**The problem**
Below is a listing to transcribe in full and exactly; keep the pictures out.

Recorded data:
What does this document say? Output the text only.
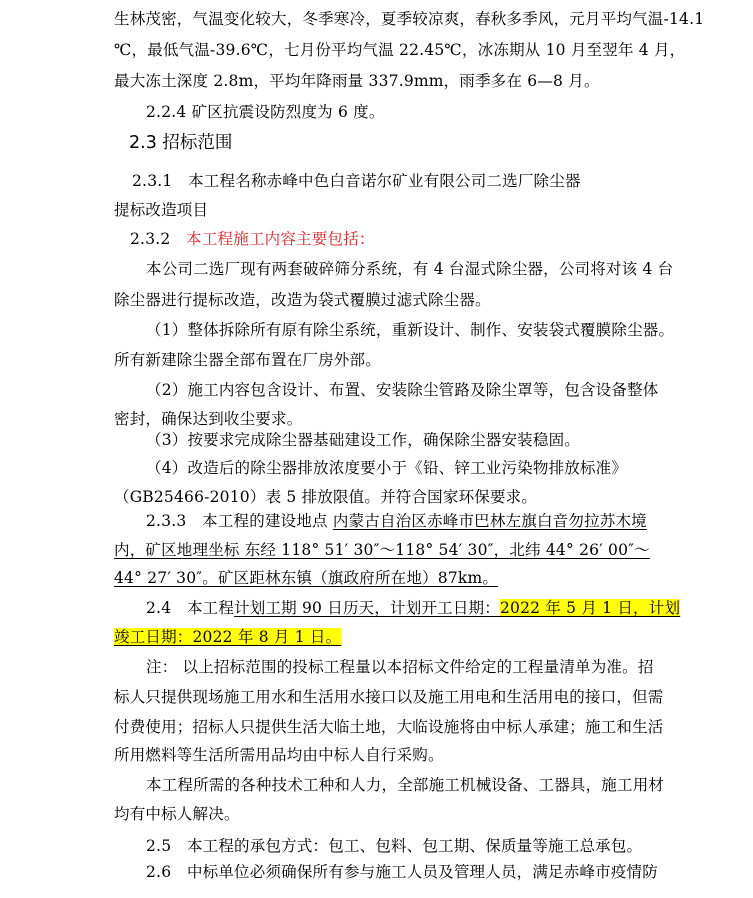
生林茂密，气温变化较大，冬季寒冷，夏季较凉爽，春秋多季风，元月平均气温-14.1
℃，最低气温-39.6℃，七月份平均气温 22.45℃，冰冻期从 10 月至翌年 4 月，
最大冻土深度 2.8m，平均年降雨量 337.9mm，雨季多在 6—8 月。
2.2.4 矿区抗震设防烈度为 6 度。
2.3 招标范围
2.3.1　本工程名称赤峰中色白音诺尔矿业有限公司二选厂除尘器
提标改造项目
2.3.2　本工程施工内容主要包括：
本公司二选厂现有两套破碎筛分系统，有 4 台湿式除尘器，公司将对该 4 台
除尘器进行提标改造，改造为袋式覆膜过滤式除尘器。
（1）整体拆除所有原有除尘系统，重新设计、制作、安装袋式覆膜除尘器。
所有新建除尘器全部布置在厂房外部。
（2）施工内容包含设计、布置、安装除尘管路及除尘罩等，包含设备整体
密封，确保达到收尘要求。
（3）按要求完成除尘器基础建设工作，确保除尘器安装稳固。
（4）改造后的除尘器排放浓度要小于《铅、锌工业污染物排放标准》
（GB25466-2010）表 5 排放限值。并符合国家环保要求。
2.3.3　本工程的建设地点 内蒙古自治区赤峰市巴林左旗白音勿拉苏木境
内，矿区地理坐标 东经 118° 51′ 30″～118° 54′ 30″，北纬 44° 26′ 00″～
44° 27′ 30″。矿区距林东镇（旗政府所在地）87km。
2.4　本工程计划工期 90 日历天，计划开工日期：2022 年 5 月 1 日，计划
竣工日期：2022 年 8 月 1 日。
注： 以上招标范围的投标工程量以本招标文件给定的工程量清单为准。招
标人只提供现场施工用水和生活用水接口以及施工用电和生活用电的接口，但需
付费使用；招标人只提供生活大临土地，大临设施将由中标人承建；施工和生活
所用燃料等生活所需用品均由中标人自行采购。
本工程所需的各种技术工种和人力，全部施工机械设备、工器具，施工用材
均有中标人解决。
2.5　本工程的承包方式：包工、包料、包工期、保质量等施工总承包。
2.6　中标单位必须确保所有参与施工人员及管理人员，满足赤峰市疫情防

**Response**
What does this document say? Output the text only.
生林茂密，气温变化较大，冬季寒冷，夏季较凉爽，春秋多季风，元月平均气温-14.1
℃，最低气温-39.6℃，七月份平均气温 22.45℃，冰冻期从 10 月至翌年 4 月，
最大冻土深度 2.8m，平均年降雨量 337.9mm，雨季多在 6—8 月。
2.2.4 矿区抗震设防烈度为 6 度。
2.3 招标范围
2.3.1　本工程名称赤峰中色白音诺尔矿业有限公司二选厂除尘器
提标改造项目
2.3.2　本工程施工内容主要包括：
本公司二选厂现有两套破碎筛分系统，有 4 台湿式除尘器，公司将对该 4 台
除尘器进行提标改造，改造为袋式覆膜过滤式除尘器。
（1）整体拆除所有原有除尘系统，重新设计、制作、安装袋式覆膜除尘器。
所有新建除尘器全部布置在厂房外部。
（2）施工内容包含设计、布置、安装除尘管路及除尘罩等，包含设备整体
密封，确保达到收尘要求。
（3）按要求完成除尘器基础建设工作，确保除尘器安装稳固。
（4）改造后的除尘器排放浓度要小于《铅、锌工业污染物排放标准》
（GB25466-2010）表 5 排放限值。并符合国家环保要求。
2.3.3　本工程的建设地点 内蒙古自治区赤峰市巴林左旗白音勿拉苏木境
内，矿区地理坐标 东经 118° 51′ 30″～118° 54′ 30″，北纬 44° 26′ 00″～
44° 27′ 30″。矿区距林东镇（旗政府所在地）87km。
2.4　本工程计划工期 90 日历天，计划开工日期：2022 年 5 月 1 日，计划
竣工日期：2022 年 8 月 1 日。
注： 以上招标范围的投标工程量以本招标文件给定的工程量清单为准。招
标人只提供现场施工用水和生活用水接口以及施工用电和生活用电的接口，但需
付费使用；招标人只提供生活大临土地，大临设施将由中标人承建；施工和生活
所用燃料等生活所需用品均由中标人自行采购。
本工程所需的各种技术工种和人力，全部施工机械设备、工器具，施工用材
均有中标人解决。
2.5　本工程的承包方式：包工、包料、包工期、保质量等施工总承包。
2.6　中标单位必须确保所有参与施工人员及管理人员，满足赤峰市疫情防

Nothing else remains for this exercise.